→ GOAL
Look for "data" in the listing below. Gather each line that contains it.

○ ○ ○

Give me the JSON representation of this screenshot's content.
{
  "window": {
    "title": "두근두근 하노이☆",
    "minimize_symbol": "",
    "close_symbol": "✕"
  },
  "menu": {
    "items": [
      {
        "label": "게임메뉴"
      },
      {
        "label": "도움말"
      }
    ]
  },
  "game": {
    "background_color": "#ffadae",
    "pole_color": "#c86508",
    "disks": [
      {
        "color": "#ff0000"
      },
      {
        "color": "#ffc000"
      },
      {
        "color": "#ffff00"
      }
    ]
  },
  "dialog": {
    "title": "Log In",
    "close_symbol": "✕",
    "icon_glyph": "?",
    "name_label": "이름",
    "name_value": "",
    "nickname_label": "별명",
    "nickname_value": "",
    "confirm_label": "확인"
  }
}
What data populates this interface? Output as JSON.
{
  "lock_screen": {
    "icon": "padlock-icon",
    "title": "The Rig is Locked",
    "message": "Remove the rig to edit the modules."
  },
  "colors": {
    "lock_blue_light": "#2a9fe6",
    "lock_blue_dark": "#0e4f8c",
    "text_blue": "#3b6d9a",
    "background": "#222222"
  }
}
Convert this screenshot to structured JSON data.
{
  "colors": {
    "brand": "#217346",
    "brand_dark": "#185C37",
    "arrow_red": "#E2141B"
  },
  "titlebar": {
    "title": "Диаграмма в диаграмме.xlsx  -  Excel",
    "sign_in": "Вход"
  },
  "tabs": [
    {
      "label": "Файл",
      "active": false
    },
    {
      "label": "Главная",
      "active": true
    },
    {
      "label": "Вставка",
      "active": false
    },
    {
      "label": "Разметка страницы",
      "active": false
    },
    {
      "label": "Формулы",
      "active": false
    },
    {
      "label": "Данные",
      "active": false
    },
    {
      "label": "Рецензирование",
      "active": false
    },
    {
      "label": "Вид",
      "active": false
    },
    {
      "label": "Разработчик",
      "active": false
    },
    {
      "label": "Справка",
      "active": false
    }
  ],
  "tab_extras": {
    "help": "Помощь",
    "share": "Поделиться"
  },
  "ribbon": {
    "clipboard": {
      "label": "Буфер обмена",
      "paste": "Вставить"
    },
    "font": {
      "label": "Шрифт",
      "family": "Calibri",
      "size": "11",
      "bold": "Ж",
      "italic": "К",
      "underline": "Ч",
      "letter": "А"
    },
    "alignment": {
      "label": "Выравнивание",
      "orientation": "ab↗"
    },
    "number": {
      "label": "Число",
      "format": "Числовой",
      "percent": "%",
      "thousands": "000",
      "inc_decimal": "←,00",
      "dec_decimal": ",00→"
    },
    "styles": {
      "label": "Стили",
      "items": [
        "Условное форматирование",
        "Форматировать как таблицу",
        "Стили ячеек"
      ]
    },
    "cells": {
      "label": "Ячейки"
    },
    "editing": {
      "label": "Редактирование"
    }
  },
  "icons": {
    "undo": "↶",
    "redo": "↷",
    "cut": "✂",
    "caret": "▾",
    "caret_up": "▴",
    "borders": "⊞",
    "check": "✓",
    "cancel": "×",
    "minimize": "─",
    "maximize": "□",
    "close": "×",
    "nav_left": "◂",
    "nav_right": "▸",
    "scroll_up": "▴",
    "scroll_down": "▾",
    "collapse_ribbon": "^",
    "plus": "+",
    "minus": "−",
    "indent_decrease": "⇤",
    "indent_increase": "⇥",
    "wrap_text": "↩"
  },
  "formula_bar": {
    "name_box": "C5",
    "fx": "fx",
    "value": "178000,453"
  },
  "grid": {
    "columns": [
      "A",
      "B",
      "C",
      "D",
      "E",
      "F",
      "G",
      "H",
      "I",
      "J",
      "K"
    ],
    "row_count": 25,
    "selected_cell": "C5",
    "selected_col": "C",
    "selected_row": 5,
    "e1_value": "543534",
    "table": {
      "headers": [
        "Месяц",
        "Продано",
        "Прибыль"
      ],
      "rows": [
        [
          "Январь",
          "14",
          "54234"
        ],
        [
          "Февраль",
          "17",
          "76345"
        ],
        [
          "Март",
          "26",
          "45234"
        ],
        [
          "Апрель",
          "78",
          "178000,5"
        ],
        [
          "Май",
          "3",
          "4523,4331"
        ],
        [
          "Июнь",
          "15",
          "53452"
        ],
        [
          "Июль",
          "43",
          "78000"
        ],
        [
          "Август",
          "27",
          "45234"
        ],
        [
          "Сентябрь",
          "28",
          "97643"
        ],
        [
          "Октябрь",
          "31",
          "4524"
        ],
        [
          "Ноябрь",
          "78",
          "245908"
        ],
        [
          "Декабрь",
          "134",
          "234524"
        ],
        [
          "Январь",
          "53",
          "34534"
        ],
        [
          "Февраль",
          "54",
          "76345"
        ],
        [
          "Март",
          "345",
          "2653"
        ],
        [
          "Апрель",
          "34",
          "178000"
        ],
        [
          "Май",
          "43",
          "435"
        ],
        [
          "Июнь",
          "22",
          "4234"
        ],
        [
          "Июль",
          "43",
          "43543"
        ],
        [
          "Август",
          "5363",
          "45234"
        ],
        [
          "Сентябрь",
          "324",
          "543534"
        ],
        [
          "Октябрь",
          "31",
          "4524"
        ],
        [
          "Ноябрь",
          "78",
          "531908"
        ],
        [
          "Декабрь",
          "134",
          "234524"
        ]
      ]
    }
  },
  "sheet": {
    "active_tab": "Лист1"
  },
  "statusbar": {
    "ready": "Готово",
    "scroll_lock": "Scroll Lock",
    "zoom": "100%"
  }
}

○ ○ ○

→ SOLVED EXERCISE
What data populates this interface? Output as JSON.
Convert this screenshot to structured JSON data.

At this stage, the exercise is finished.